> [TASK INSTRUCTIONS] Without including any images, reproduce each entry exactly.

> [SUPPLIED MATERIAL]
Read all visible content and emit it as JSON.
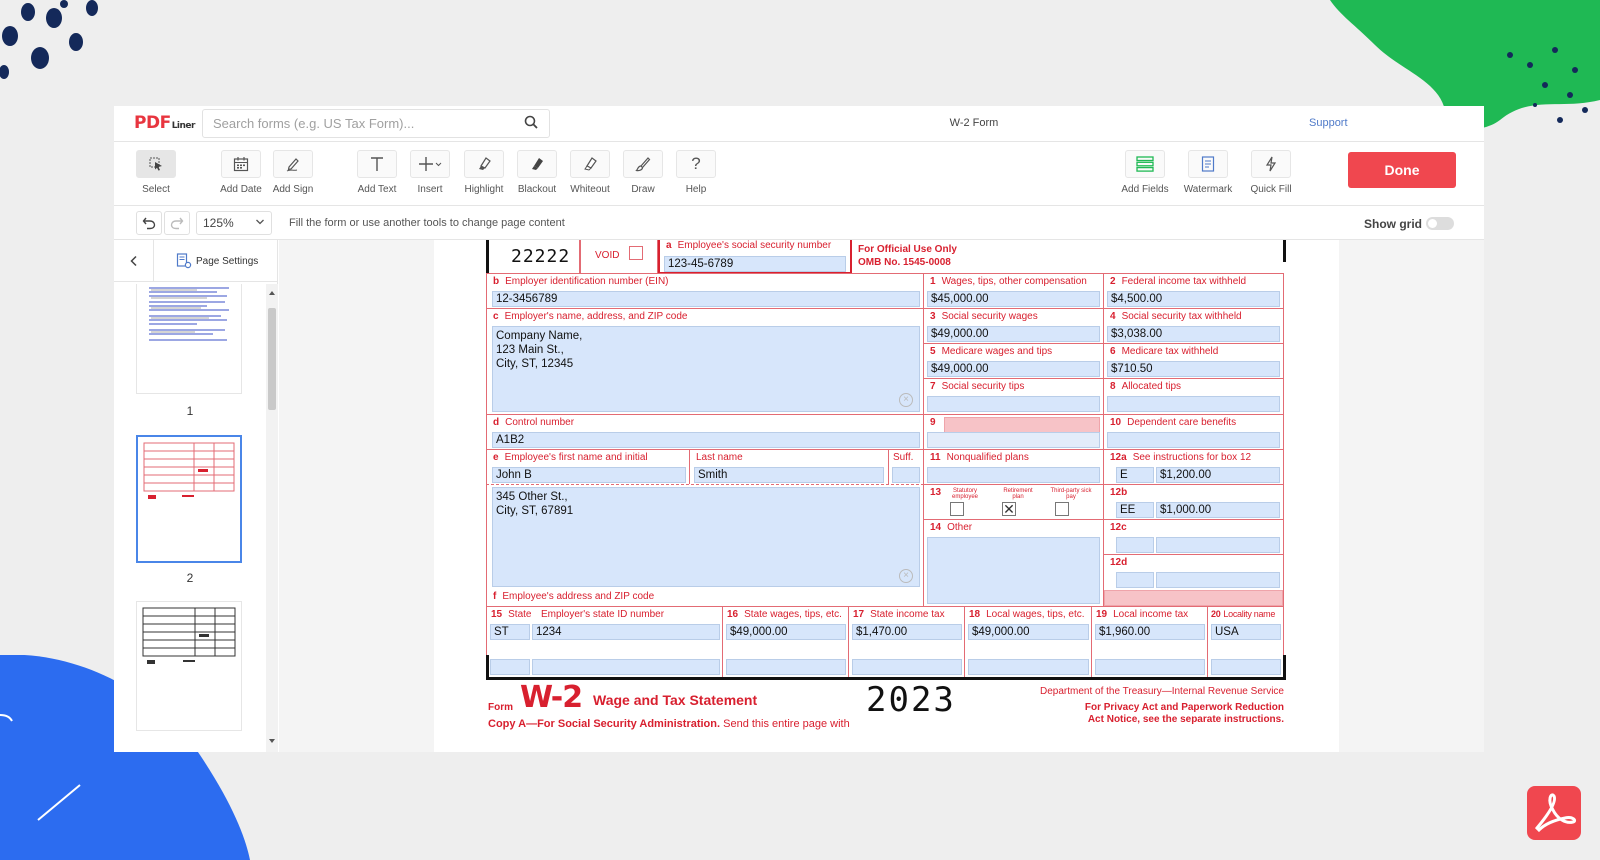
{
  "colors": {
    "accent": "#f0474f",
    "link": "#4f7ac9",
    "form_red": "#d8202f",
    "field_fill": "#d7e6fb",
    "field_pink": "#f7c3c7",
    "decor_green": "#1fb954",
    "decor_blue": "#2c6cf0",
    "decor_navy": "#14295a"
  },
  "header": {
    "logo_main": "PDF",
    "logo_sub": "Liner",
    "search_placeholder": "Search forms (e.g. US Tax Form)...",
    "doc_title": "W-2 Form",
    "support": "Support"
  },
  "toolbar": {
    "tools": [
      {
        "label": "Select",
        "icon": "cursor-icon"
      },
      {
        "label": "Add Date",
        "icon": "calendar-icon"
      },
      {
        "label": "Add Sign",
        "icon": "pen-sign-icon"
      },
      {
        "label": "Add Text",
        "icon": "text-icon"
      },
      {
        "label": "Insert",
        "icon": "plus-icon"
      },
      {
        "label": "Highlight",
        "icon": "highlighter-icon"
      },
      {
        "label": "Blackout",
        "icon": "blackout-icon"
      },
      {
        "label": "Whiteout",
        "icon": "whiteout-icon"
      },
      {
        "label": "Draw",
        "icon": "brush-icon"
      },
      {
        "label": "Help",
        "icon": "question-icon"
      },
      {
        "label": "Add Fields",
        "icon": "fields-icon"
      },
      {
        "label": "Watermark",
        "icon": "watermark-icon"
      },
      {
        "label": "Quick Fill",
        "icon": "lightning-icon"
      }
    ],
    "done": "Done"
  },
  "subbar": {
    "zoom": "125%",
    "hint": "Fill the form or use another tools to change page content",
    "show_grid": "Show grid",
    "show_grid_on": false
  },
  "sidebar": {
    "page_settings": "Page Settings",
    "pages": [
      "1",
      "2",
      "3"
    ],
    "selected_page": "2"
  },
  "form": {
    "code": "22222",
    "void": "VOID",
    "ssn_label": "Employee's social security number",
    "ssn_letter": "a",
    "ssn": "123-45-6789",
    "official_1": "For Official Use Only",
    "official_2": "OMB No. 1545-0008",
    "b_label": "Employer identification number (EIN)",
    "b_value": "12-3456789",
    "c_label": "Employer's name, address, and ZIP code",
    "c_value": "Company Name,\n123 Main St.,\nCity, ST, 12345",
    "d_label": "Control number",
    "d_value": "A1B2",
    "e_label": "Employee's first name and initial",
    "e_value": "John B",
    "last_label": "Last name",
    "last_value": "Smith",
    "suff_label": "Suff.",
    "address_value": "345 Other St.,\nCity, ST, 67891",
    "f_label": "Employee's address and ZIP code",
    "box1_label": "Wages, tips, other compensation",
    "box1": "$45,000.00",
    "box2_label": "Federal income tax withheld",
    "box2": "$4,500.00",
    "box3_label": "Social security wages",
    "box3": "$49,000.00",
    "box4_label": "Social security tax withheld",
    "box4": "$3,038.00",
    "box5_label": "Medicare wages and tips",
    "box5": "$49,000.00",
    "box6_label": "Medicare tax withheld",
    "box6": "$710.50",
    "box7_label": "Social security tips",
    "box7": "",
    "box8_label": "Allocated tips",
    "box8": "",
    "box9": "",
    "box10_label": "Dependent care benefits",
    "box10": "",
    "box11_label": "Nonqualified plans",
    "box11": "",
    "box12a_label": "See instructions for box 12",
    "box12a_code": "E",
    "box12a_amount": "$1,200.00",
    "box12b_code": "EE",
    "box12b_amount": "$1,000.00",
    "box12c_code": "",
    "box12c_amount": "",
    "box12d_code": "",
    "box12d_amount": "",
    "box13_statutory": "Statutory employee",
    "box13_retirement": "Retirement plan",
    "box13_thirdparty": "Third-party sick pay",
    "box13_retirement_checked": true,
    "box14_label": "Other",
    "box15_label": "State",
    "box15_id_label": "Employer's state ID number",
    "box15_state": "ST",
    "box15_id": "1234",
    "box16_label": "State wages, tips, etc.",
    "box16": "$49,000.00",
    "box17_label": "State income tax",
    "box17": "$1,470.00",
    "box18_label": "Local wages, tips, etc.",
    "box18": "$49,000.00",
    "box19_label": "Local income tax",
    "box19": "$1,960.00",
    "box20_label": "Locality name",
    "box20": "USA",
    "footer_form": "Form",
    "footer_w2": "W-2",
    "footer_title": "Wage and Tax Statement",
    "footer_year": "2023",
    "footer_dept": "Department of the Treasury—Internal Revenue Service",
    "footer_privacy_1": "For Privacy Act and Paperwork Reduction",
    "footer_privacy_2": "Act Notice, see the separate instructions.",
    "footer_copy_bold": "Copy A—For Social Security Administration.",
    "footer_copy_rest": "Send this entire page with"
  }
}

> [RESULT]
Read all visible content and emit it as JSON.
{
  "colors": {
    "accent": "#f0474f",
    "link": "#4f7ac9",
    "form_red": "#d8202f",
    "field_fill": "#d7e6fb",
    "field_pink": "#f7c3c7",
    "decor_green": "#1fb954",
    "decor_blue": "#2c6cf0",
    "decor_navy": "#14295a"
  },
  "header": {
    "logo_main": "PDF",
    "logo_sub": "Liner",
    "search_placeholder": "Search forms (e.g. US Tax Form)...",
    "doc_title": "W-2 Form",
    "support": "Support"
  },
  "toolbar": {
    "tools": [
      {
        "label": "Select",
        "icon": "cursor-icon"
      },
      {
        "label": "Add Date",
        "icon": "calendar-icon"
      },
      {
        "label": "Add Sign",
        "icon": "pen-sign-icon"
      },
      {
        "label": "Add Text",
        "icon": "text-icon"
      },
      {
        "label": "Insert",
        "icon": "plus-icon"
      },
      {
        "label": "Highlight",
        "icon": "highlighter-icon"
      },
      {
        "label": "Blackout",
        "icon": "blackout-icon"
      },
      {
        "label": "Whiteout",
        "icon": "whiteout-icon"
      },
      {
        "label": "Draw",
        "icon": "brush-icon"
      },
      {
        "label": "Help",
        "icon": "question-icon"
      },
      {
        "label": "Add Fields",
        "icon": "fields-icon"
      },
      {
        "label": "Watermark",
        "icon": "watermark-icon"
      },
      {
        "label": "Quick Fill",
        "icon": "lightning-icon"
      }
    ],
    "done": "Done"
  },
  "subbar": {
    "zoom": "125%",
    "hint": "Fill the form or use another tools to change page content",
    "show_grid": "Show grid",
    "show_grid_on": false
  },
  "sidebar": {
    "page_settings": "Page Settings",
    "pages": [
      "1",
      "2",
      "3"
    ],
    "selected_page": "2"
  },
  "form": {
    "code": "22222",
    "void": "VOID",
    "ssn_label": "Employee's social security number",
    "ssn_letter": "a",
    "ssn": "123-45-6789",
    "official_1": "For Official Use Only",
    "official_2": "OMB No. 1545-0008",
    "b_label": "Employer identification number (EIN)",
    "b_value": "12-3456789",
    "c_label": "Employer's name, address, and ZIP code",
    "c_value": "Company Name,\n123 Main St.,\nCity, ST, 12345",
    "d_label": "Control number",
    "d_value": "A1B2",
    "e_label": "Employee's first name and initial",
    "e_value": "John B",
    "last_label": "Last name",
    "last_value": "Smith",
    "suff_label": "Suff.",
    "address_value": "345 Other St.,\nCity, ST, 67891",
    "f_label": "Employee's address and ZIP code",
    "box1_label": "Wages, tips, other compensation",
    "box1": "$45,000.00",
    "box2_label": "Federal income tax withheld",
    "box2": "$4,500.00",
    "box3_label": "Social security wages",
    "box3": "$49,000.00",
    "box4_label": "Social security tax withheld",
    "box4": "$3,038.00",
    "box5_label": "Medicare wages and tips",
    "box5": "$49,000.00",
    "box6_label": "Medicare tax withheld",
    "box6": "$710.50",
    "box7_label": "Social security tips",
    "box7": "",
    "box8_label": "Allocated tips",
    "box8": "",
    "box9": "",
    "box10_label": "Dependent care benefits",
    "box10": "",
    "box11_label": "Nonqualified plans",
    "box11": "",
    "box12a_label": "See instructions for box 12",
    "box12a_code": "E",
    "box12a_amount": "$1,200.00",
    "box12b_code": "EE",
    "box12b_amount": "$1,000.00",
    "box12c_code": "",
    "box12c_amount": "",
    "box12d_code": "",
    "box12d_amount": "",
    "box13_statutory": "Statutory employee",
    "box13_retirement": "Retirement plan",
    "box13_thirdparty": "Third-party sick pay",
    "box13_retirement_checked": true,
    "box14_label": "Other",
    "box15_label": "State",
    "box15_id_label": "Employer's state ID number",
    "box15_state": "ST",
    "box15_id": "1234",
    "box16_label": "State wages, tips, etc.",
    "box16": "$49,000.00",
    "box17_label": "State income tax",
    "box17": "$1,470.00",
    "box18_label": "Local wages, tips, etc.",
    "box18": "$49,000.00",
    "box19_label": "Local income tax",
    "box19": "$1,960.00",
    "box20_label": "Locality name",
    "box20": "USA",
    "footer_form": "Form",
    "footer_w2": "W-2",
    "footer_title": "Wage and Tax Statement",
    "footer_year": "2023",
    "footer_dept": "Department of the Treasury—Internal Revenue Service",
    "footer_privacy_1": "For Privacy Act and Paperwork Reduction",
    "footer_privacy_2": "Act Notice, see the separate instructions.",
    "footer_copy_bold": "Copy A—For Social Security Administration.",
    "footer_copy_rest": "Send this entire page with"
  }
}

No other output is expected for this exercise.